*** SUPPLIED MATERIAL

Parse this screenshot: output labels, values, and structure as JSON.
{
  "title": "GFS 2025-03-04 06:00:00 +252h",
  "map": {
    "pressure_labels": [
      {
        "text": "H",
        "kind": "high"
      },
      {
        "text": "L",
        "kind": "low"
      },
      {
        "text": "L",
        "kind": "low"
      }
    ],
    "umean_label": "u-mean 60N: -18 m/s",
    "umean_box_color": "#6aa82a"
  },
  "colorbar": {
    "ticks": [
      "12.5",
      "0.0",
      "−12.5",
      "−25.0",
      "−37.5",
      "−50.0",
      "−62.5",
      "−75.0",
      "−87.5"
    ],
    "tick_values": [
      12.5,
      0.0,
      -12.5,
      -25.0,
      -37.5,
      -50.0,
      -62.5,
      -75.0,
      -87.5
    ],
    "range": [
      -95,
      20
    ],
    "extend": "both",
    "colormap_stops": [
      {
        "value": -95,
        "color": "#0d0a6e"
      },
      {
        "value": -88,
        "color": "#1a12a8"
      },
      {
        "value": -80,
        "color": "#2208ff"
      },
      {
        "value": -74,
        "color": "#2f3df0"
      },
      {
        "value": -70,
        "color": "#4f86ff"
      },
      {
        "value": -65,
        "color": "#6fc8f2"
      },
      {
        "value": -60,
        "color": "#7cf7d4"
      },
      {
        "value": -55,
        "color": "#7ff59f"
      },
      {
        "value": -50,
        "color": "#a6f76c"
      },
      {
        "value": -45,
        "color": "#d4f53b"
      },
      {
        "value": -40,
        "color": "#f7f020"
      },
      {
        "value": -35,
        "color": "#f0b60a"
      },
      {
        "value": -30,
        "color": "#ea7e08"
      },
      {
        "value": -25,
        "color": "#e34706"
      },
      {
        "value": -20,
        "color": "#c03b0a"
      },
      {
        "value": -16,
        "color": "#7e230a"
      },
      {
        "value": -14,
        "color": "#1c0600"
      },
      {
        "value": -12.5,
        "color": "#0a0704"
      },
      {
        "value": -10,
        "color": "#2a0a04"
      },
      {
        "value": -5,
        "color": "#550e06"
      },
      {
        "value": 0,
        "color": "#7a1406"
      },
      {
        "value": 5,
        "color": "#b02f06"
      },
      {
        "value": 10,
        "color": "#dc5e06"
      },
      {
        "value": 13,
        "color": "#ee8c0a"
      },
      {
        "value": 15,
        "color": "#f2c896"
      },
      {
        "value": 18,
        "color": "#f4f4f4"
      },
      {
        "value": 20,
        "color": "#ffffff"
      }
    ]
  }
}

******

-- WRITTEN REQUEST --
Retype all of the data shown above, word for word.

-- RESPONSE TO THE EXERCISE --
Parse this screenshot: output labels, values, and structure as JSON.
{
  "title": "GFS 2025-03-04 06:00:00 +252h",
  "map": {
    "pressure_labels": [
      {
        "text": "H",
        "kind": "high"
      },
      {
        "text": "L",
        "kind": "low"
      },
      {
        "text": "L",
        "kind": "low"
      }
    ],
    "umean_label": "u-mean 60N: -18 m/s",
    "umean_box_color": "#6aa82a"
  },
  "colorbar": {
    "ticks": [
      "12.5",
      "0.0",
      "−12.5",
      "−25.0",
      "−37.5",
      "−50.0",
      "−62.5",
      "−75.0",
      "−87.5"
    ],
    "tick_values": [
      12.5,
      0.0,
      -12.5,
      -25.0,
      -37.5,
      -50.0,
      -62.5,
      -75.0,
      -87.5
    ],
    "range": [
      -95,
      20
    ],
    "extend": "both",
    "colormap_stops": [
      {
        "value": -95,
        "color": "#0d0a6e"
      },
      {
        "value": -88,
        "color": "#1a12a8"
      },
      {
        "value": -80,
        "color": "#2208ff"
      },
      {
        "value": -74,
        "color": "#2f3df0"
      },
      {
        "value": -70,
        "color": "#4f86ff"
      },
      {
        "value": -65,
        "color": "#6fc8f2"
      },
      {
        "value": -60,
        "color": "#7cf7d4"
      },
      {
        "value": -55,
        "color": "#7ff59f"
      },
      {
        "value": -50,
        "color": "#a6f76c"
      },
      {
        "value": -45,
        "color": "#d4f53b"
      },
      {
        "value": -40,
        "color": "#f7f020"
      },
      {
        "value": -35,
        "color": "#f0b60a"
      },
      {
        "value": -30,
        "color": "#ea7e08"
      },
      {
        "value": -25,
        "color": "#e34706"
      },
      {
        "value": -20,
        "color": "#c03b0a"
      },
      {
        "value": -16,
        "color": "#7e230a"
      },
      {
        "value": -14,
        "color": "#1c0600"
      },
      {
        "value": -12.5,
        "color": "#0a0704"
      },
      {
        "value": -10,
        "color": "#2a0a04"
      },
      {
        "value": -5,
        "color": "#550e06"
      },
      {
        "value": 0,
        "color": "#7a1406"
      },
      {
        "value": 5,
        "color": "#b02f06"
      },
      {
        "value": 10,
        "color": "#dc5e06"
      },
      {
        "value": 13,
        "color": "#ee8c0a"
      },
      {
        "value": 15,
        "color": "#f2c896"
      },
      {
        "value": 18,
        "color": "#f4f4f4"
      },
      {
        "value": 20,
        "color": "#ffffff"
      }
    ]
  }
}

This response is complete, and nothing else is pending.